**Written instruction**
Using the listing below, give the number of lines where "title" appears, and nothing else.

## BEGIN

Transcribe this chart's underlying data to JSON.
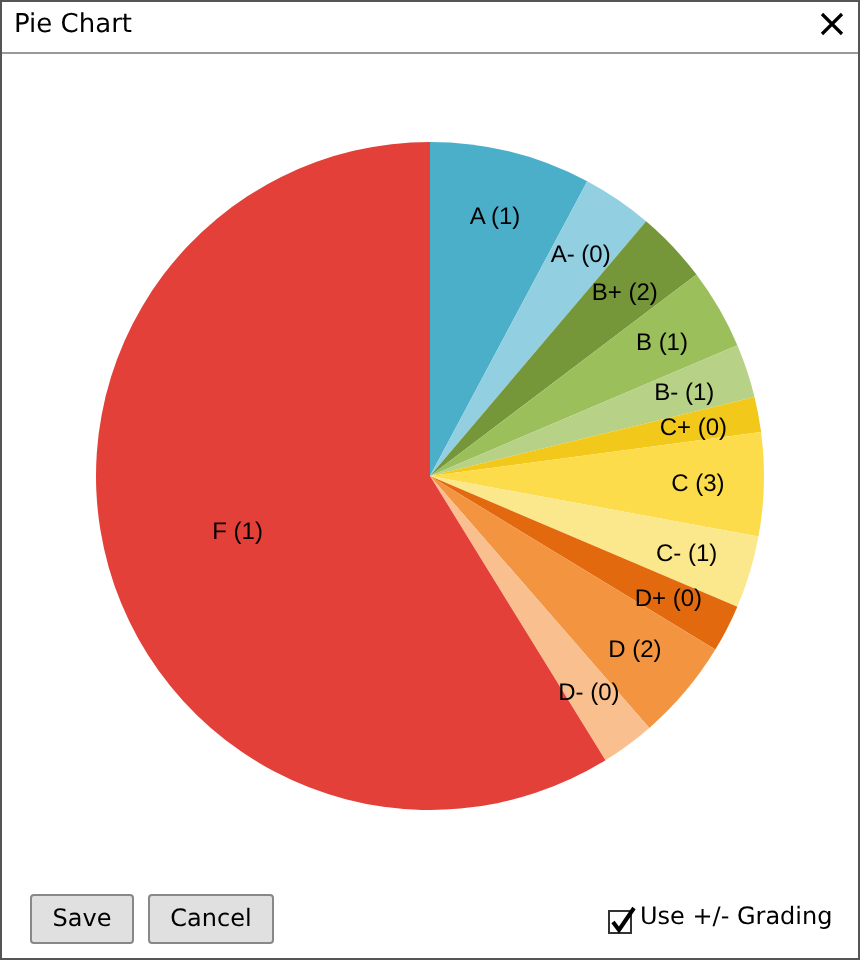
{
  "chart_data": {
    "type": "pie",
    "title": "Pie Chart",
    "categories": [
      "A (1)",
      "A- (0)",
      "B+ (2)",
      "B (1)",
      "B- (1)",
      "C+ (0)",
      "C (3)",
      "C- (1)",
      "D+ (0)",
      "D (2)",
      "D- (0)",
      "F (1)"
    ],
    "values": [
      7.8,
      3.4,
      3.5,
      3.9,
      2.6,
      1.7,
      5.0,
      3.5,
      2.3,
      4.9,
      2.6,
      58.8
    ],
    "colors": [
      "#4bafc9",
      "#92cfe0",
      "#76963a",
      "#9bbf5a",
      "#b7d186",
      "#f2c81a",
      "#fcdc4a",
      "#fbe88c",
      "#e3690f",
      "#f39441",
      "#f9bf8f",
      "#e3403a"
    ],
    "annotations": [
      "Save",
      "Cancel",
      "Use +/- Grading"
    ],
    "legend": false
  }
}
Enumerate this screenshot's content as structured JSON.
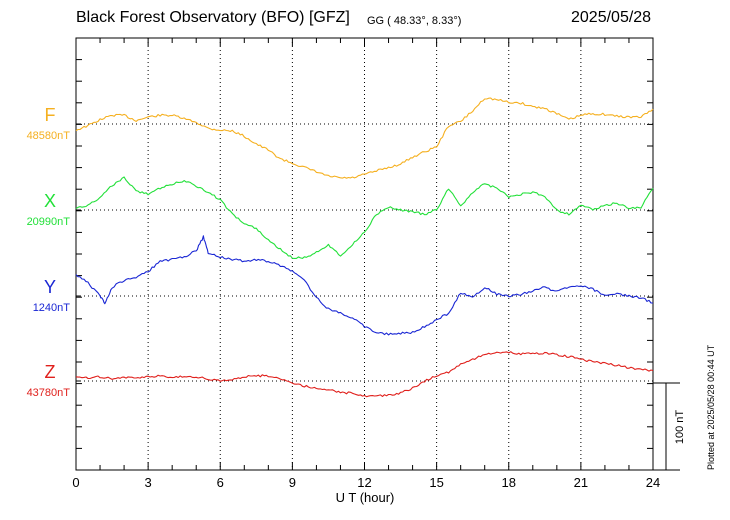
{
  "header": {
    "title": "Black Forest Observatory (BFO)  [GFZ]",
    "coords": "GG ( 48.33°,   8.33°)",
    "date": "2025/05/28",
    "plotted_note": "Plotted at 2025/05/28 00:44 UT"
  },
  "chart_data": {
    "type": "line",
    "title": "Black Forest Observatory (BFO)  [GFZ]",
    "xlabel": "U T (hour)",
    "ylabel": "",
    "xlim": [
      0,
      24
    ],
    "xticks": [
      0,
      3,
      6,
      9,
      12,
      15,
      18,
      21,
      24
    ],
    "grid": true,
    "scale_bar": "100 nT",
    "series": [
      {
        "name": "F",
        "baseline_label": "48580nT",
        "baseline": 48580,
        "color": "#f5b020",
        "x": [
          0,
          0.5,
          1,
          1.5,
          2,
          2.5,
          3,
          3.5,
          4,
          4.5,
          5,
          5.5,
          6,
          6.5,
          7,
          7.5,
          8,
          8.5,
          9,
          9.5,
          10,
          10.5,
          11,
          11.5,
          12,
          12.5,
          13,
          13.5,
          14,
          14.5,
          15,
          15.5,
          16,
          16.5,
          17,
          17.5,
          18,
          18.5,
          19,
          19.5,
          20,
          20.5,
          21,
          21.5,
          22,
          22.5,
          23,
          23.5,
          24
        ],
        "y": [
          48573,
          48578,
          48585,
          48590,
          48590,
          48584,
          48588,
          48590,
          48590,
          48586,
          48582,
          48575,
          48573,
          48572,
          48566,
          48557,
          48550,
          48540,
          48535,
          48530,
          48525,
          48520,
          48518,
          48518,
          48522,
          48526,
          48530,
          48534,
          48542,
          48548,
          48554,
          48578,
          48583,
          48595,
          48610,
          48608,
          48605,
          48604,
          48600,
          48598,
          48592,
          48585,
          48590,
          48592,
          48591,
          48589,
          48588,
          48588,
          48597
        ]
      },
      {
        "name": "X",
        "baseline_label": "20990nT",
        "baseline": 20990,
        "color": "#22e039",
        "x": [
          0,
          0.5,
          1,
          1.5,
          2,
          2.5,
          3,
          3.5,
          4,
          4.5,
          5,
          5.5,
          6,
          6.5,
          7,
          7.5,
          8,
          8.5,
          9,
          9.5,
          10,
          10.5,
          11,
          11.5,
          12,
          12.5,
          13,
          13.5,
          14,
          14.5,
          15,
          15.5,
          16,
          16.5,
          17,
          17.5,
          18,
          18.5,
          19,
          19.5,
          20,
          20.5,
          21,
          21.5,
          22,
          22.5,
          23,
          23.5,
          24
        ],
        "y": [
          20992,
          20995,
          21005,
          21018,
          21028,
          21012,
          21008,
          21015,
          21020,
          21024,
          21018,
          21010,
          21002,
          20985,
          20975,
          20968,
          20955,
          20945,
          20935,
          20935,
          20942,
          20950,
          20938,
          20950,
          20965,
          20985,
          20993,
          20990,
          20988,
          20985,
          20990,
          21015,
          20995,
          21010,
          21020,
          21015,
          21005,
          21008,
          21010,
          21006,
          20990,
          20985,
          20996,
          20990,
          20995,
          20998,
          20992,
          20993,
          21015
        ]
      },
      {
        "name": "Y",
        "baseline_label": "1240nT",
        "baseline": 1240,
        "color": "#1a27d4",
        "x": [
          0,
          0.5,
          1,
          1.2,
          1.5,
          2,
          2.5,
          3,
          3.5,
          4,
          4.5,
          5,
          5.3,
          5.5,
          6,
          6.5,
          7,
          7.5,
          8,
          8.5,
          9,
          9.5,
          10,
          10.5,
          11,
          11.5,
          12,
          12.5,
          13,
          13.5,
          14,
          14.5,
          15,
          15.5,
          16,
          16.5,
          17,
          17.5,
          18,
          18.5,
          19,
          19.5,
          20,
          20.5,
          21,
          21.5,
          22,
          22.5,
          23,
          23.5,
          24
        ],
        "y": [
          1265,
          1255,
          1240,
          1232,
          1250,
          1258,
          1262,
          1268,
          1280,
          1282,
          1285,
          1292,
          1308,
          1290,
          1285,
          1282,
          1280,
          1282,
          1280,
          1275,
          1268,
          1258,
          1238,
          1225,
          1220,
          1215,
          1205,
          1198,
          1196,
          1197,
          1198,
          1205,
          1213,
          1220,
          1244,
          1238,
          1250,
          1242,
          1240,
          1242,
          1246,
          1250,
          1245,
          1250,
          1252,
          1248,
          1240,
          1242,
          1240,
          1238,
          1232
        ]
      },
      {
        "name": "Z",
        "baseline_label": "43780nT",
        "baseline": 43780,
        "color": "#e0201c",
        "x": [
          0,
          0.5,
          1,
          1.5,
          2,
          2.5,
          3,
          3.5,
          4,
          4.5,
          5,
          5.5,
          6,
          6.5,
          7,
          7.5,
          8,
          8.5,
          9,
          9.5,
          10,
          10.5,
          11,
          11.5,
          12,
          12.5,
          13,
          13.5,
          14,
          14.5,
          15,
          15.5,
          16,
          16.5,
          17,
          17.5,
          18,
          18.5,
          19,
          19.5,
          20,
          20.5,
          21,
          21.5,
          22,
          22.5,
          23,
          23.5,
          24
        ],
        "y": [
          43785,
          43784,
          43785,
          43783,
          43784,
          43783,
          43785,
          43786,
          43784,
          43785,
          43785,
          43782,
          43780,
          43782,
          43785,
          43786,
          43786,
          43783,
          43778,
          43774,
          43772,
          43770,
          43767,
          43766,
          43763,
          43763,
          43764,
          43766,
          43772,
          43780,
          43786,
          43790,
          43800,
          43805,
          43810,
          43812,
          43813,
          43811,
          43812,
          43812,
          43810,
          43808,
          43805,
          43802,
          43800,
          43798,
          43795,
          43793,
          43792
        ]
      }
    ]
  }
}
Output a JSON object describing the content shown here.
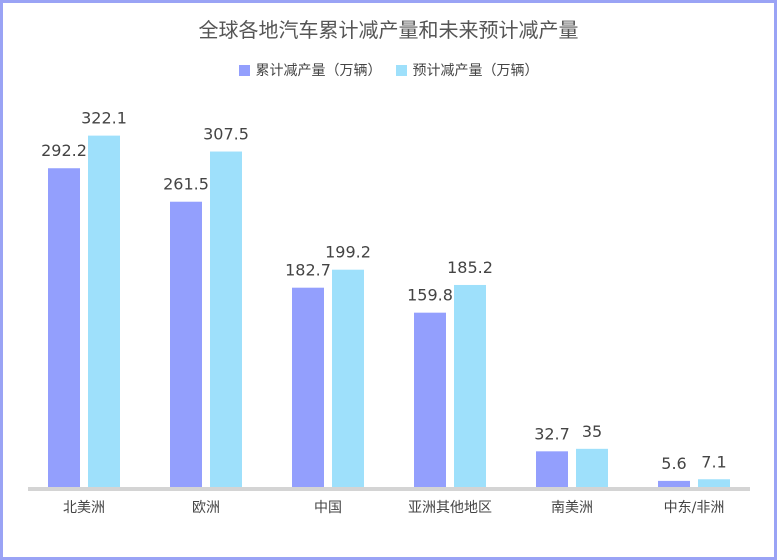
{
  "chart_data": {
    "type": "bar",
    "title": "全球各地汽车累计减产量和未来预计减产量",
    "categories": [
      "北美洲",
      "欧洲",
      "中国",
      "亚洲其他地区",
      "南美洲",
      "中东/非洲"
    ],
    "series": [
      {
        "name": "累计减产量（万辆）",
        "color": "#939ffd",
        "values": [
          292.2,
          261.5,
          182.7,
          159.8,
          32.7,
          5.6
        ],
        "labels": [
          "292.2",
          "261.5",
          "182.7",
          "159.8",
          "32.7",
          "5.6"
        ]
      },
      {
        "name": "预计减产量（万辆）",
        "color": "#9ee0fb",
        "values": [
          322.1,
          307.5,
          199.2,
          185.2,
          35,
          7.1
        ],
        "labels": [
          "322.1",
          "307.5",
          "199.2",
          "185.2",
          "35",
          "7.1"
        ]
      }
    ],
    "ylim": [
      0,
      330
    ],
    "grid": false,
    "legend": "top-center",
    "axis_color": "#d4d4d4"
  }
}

## END

**Reply**
4